Reproduce all entries verbatim, with nothing added or dropped.

• Record set:
※
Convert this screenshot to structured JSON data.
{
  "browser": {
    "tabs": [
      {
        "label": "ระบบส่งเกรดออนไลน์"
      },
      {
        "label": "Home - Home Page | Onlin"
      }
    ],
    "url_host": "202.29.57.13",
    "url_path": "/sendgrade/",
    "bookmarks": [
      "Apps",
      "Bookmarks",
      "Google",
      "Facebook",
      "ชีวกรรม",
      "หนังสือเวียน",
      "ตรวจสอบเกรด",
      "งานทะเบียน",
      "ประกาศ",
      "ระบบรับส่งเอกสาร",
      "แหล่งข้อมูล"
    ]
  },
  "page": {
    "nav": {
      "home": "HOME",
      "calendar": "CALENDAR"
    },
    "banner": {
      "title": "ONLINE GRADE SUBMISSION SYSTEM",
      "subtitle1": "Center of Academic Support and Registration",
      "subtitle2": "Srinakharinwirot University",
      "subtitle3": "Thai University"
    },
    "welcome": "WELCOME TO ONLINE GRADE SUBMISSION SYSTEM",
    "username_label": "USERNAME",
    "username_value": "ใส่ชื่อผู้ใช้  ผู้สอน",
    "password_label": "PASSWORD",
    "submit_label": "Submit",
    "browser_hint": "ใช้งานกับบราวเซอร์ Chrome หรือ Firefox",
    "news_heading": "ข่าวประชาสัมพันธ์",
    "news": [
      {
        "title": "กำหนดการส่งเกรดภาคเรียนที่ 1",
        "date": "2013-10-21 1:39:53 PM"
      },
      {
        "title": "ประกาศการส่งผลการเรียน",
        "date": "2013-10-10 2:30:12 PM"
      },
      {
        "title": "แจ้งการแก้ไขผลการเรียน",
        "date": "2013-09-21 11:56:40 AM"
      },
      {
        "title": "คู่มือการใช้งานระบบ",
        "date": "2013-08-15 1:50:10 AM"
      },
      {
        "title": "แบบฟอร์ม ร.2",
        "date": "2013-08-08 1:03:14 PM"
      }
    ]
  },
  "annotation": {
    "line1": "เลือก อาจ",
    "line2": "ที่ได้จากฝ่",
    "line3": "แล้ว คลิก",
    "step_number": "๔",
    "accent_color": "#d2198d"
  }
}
※
• Solved exercise:
Convert this screenshot to structured JSON data.
{
  "browser": {
    "tabs": [
      {
        "label": "ระบบส่งเกรดออนไลน์"
      },
      {
        "label": "Home - Home Page | Onlin"
      }
    ],
    "url_host": "202.29.57.13",
    "url_path": "/sendgrade/",
    "bookmarks": [
      "Apps",
      "Bookmarks",
      "Google",
      "Facebook",
      "ชีวกรรม",
      "หนังสือเวียน",
      "ตรวจสอบเกรด",
      "งานทะเบียน",
      "ประกาศ",
      "ระบบรับส่งเอกสาร",
      "แหล่งข้อมูล"
    ]
  },
  "page": {
    "nav": {
      "home": "HOME",
      "calendar": "CALENDAR"
    },
    "banner": {
      "title": "ONLINE GRADE SUBMISSION SYSTEM",
      "subtitle1": "Center of Academic Support and Registration",
      "subtitle2": "Srinakharinwirot University",
      "subtitle3": "Thai University"
    },
    "welcome": "WELCOME TO ONLINE GRADE SUBMISSION SYSTEM",
    "username_label": "USERNAME",
    "username_value": "ใส่ชื่อผู้ใช้  ผู้สอน",
    "password_label": "PASSWORD",
    "submit_label": "Submit",
    "browser_hint": "ใช้งานกับบราวเซอร์ Chrome หรือ Firefox",
    "news_heading": "ข่าวประชาสัมพันธ์",
    "news": [
      {
        "title": "กำหนดการส่งเกรดภาคเรียนที่ 1",
        "date": "2013-10-21 1:39:53 PM"
      },
      {
        "title": "ประกาศการส่งผลการเรียน",
        "date": "2013-10-10 2:30:12 PM"
      },
      {
        "title": "แจ้งการแก้ไขผลการเรียน",
        "date": "2013-09-21 11:56:40 AM"
      },
      {
        "title": "คู่มือการใช้งานระบบ",
        "date": "2013-08-15 1:50:10 AM"
      },
      {
        "title": "แบบฟอร์ม ร.2",
        "date": "2013-08-08 1:03:14 PM"
      }
    ]
  },
  "annotation": {
    "line1": "เลือก อาจ",
    "line2": "ที่ได้จากฝ่",
    "line3": "แล้ว คลิก",
    "step_number": "๔",
    "accent_color": "#d2198d"
  }
}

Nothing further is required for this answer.